- _What you should do_:
Copy every line of the material below word for word.

- _Data rows_:
========

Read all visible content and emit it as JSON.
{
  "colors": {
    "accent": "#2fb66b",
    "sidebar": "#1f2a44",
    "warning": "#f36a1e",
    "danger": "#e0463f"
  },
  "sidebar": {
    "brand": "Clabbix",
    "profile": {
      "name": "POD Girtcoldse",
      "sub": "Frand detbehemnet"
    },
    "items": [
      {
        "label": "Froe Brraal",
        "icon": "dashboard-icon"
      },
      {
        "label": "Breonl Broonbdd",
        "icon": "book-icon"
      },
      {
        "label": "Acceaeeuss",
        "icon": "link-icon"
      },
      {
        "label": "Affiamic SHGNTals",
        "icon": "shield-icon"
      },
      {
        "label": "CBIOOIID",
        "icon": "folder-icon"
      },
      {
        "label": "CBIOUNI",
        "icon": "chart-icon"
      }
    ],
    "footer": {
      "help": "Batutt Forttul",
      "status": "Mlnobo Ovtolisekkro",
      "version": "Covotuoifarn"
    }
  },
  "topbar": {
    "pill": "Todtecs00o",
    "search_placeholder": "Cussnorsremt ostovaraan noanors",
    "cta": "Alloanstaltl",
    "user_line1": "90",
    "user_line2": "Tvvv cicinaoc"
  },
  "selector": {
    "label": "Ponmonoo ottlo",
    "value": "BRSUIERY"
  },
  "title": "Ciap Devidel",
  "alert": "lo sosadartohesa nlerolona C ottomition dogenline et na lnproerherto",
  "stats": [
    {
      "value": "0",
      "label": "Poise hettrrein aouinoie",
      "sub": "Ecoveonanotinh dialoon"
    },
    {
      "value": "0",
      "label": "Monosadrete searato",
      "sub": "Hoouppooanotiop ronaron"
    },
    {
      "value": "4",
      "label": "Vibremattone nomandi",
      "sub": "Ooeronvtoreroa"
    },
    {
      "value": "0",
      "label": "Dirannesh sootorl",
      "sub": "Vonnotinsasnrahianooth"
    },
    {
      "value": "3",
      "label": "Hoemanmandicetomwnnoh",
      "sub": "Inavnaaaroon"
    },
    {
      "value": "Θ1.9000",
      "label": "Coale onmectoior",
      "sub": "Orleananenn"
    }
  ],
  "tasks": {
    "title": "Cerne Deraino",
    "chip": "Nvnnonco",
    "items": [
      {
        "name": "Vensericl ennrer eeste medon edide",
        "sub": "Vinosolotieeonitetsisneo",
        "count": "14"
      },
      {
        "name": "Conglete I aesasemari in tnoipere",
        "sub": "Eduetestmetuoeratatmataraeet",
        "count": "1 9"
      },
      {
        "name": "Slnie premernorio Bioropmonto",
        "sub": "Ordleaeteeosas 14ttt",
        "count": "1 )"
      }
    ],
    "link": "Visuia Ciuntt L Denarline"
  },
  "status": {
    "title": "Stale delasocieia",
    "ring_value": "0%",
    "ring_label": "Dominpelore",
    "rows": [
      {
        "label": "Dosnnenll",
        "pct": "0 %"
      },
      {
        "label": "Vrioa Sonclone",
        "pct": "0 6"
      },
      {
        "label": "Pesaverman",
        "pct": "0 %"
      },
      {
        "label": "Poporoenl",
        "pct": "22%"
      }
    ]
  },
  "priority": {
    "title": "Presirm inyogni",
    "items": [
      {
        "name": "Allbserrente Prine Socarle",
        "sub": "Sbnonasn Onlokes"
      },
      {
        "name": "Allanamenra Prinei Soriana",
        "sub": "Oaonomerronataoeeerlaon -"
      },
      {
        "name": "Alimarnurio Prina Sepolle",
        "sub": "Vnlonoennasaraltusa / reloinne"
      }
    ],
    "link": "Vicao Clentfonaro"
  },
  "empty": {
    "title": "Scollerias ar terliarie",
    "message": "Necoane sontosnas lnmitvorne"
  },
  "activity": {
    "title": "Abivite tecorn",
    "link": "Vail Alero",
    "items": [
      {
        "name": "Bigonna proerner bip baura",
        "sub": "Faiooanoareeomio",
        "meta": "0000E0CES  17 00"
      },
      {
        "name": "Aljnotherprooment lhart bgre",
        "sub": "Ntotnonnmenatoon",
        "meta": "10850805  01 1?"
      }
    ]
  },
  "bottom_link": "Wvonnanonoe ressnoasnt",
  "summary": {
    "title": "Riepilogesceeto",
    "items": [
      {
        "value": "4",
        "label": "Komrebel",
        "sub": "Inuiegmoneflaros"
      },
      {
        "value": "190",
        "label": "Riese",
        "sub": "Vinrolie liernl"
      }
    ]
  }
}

========

- _Correct result_:
Read all visible content and emit it as JSON.
{
  "colors": {
    "accent": "#2fb66b",
    "sidebar": "#1f2a44",
    "warning": "#f36a1e",
    "danger": "#e0463f"
  },
  "sidebar": {
    "brand": "Clabbix",
    "profile": {
      "name": "POD Girtcoldse",
      "sub": "Frand detbehemnet"
    },
    "items": [
      {
        "label": "Froe Brraal",
        "icon": "dashboard-icon"
      },
      {
        "label": "Breonl Broonbdd",
        "icon": "book-icon"
      },
      {
        "label": "Acceaeeuss",
        "icon": "link-icon"
      },
      {
        "label": "Affiamic SHGNTals",
        "icon": "shield-icon"
      },
      {
        "label": "CBIOOIID",
        "icon": "folder-icon"
      },
      {
        "label": "CBIOUNI",
        "icon": "chart-icon"
      }
    ],
    "footer": {
      "help": "Batutt Forttul",
      "status": "Mlnobo Ovtolisekkro",
      "version": "Covotuoifarn"
    }
  },
  "topbar": {
    "pill": "Todtecs00o",
    "search_placeholder": "Cussnorsremt ostovaraan noanors",
    "cta": "Alloanstaltl",
    "user_line1": "90",
    "user_line2": "Tvvv cicinaoc"
  },
  "selector": {
    "label": "Ponmonoo ottlo",
    "value": "BRSUIERY"
  },
  "title": "Ciap Devidel",
  "alert": "lo sosadartohesa nlerolona C ottomition dogenline et na lnproerherto",
  "stats": [
    {
      "value": "0",
      "label": "Poise hettrrein aouinoie",
      "sub": "Ecoveonanotinh dialoon"
    },
    {
      "value": "0",
      "label": "Monosadrete searato",
      "sub": "Hoouppooanotiop ronaron"
    },
    {
      "value": "4",
      "label": "Vibremattone nomandi",
      "sub": "Ooeronvtoreroa"
    },
    {
      "value": "0",
      "label": "Dirannesh sootorl",
      "sub": "Vonnotinsasnrahianooth"
    },
    {
      "value": "3",
      "label": "Hoemanmandicetomwnnoh",
      "sub": "Inavnaaaroon"
    },
    {
      "value": "Θ1.9000",
      "label": "Coale onmectoior",
      "sub": "Orleananenn"
    }
  ],
  "tasks": {
    "title": "Cerne Deraino",
    "chip": "Nvnnonco",
    "items": [
      {
        "name": "Vensericl ennrer eeste medon edide",
        "sub": "Vinosolotieeonitetsisneo",
        "count": "14"
      },
      {
        "name": "Conglete I aesasemari in tnoipere",
        "sub": "Eduetestmetuoeratatmataraeet",
        "count": "1 9"
      },
      {
        "name": "Slnie premernorio Bioropmonto",
        "sub": "Ordleaeteeosas 14ttt",
        "count": "1 )"
      }
    ],
    "link": "Visuia Ciuntt L Denarline"
  },
  "status": {
    "title": "Stale delasocieia",
    "ring_value": "0%",
    "ring_label": "Dominpelore",
    "rows": [
      {
        "label": "Dosnnenll",
        "pct": "0 %"
      },
      {
        "label": "Vrioa Sonclone",
        "pct": "0 6"
      },
      {
        "label": "Pesaverman",
        "pct": "0 %"
      },
      {
        "label": "Poporoenl",
        "pct": "22%"
      }
    ]
  },
  "priority": {
    "title": "Presirm inyogni",
    "items": [
      {
        "name": "Allbserrente Prine Socarle",
        "sub": "Sbnonasn Onlokes"
      },
      {
        "name": "Allanamenra Prinei Soriana",
        "sub": "Oaonomerronataoeeerlaon -"
      },
      {
        "name": "Alimarnurio Prina Sepolle",
        "sub": "Vnlonoennasaraltusa / reloinne"
      }
    ],
    "link": "Vicao Clentfonaro"
  },
  "empty": {
    "title": "Scollerias ar terliarie",
    "message": "Necoane sontosnas lnmitvorne"
  },
  "activity": {
    "title": "Abivite tecorn",
    "link": "Vail Alero",
    "items": [
      {
        "name": "Bigonna proerner bip baura",
        "sub": "Faiooanoareeomio",
        "meta": "0000E0CES  17 00"
      },
      {
        "name": "Aljnotherprooment lhart bgre",
        "sub": "Ntotnonnmenatoon",
        "meta": "10850805  01 1?"
      }
    ]
  },
  "bottom_link": "Wvonnanonoe ressnoasnt",
  "summary": {
    "title": "Riepilogesceeto",
    "items": [
      {
        "value": "4",
        "label": "Komrebel",
        "sub": "Inuiegmoneflaros"
      },
      {
        "value": "190",
        "label": "Riese",
        "sub": "Vinrolie liernl"
      }
    ]
  }
}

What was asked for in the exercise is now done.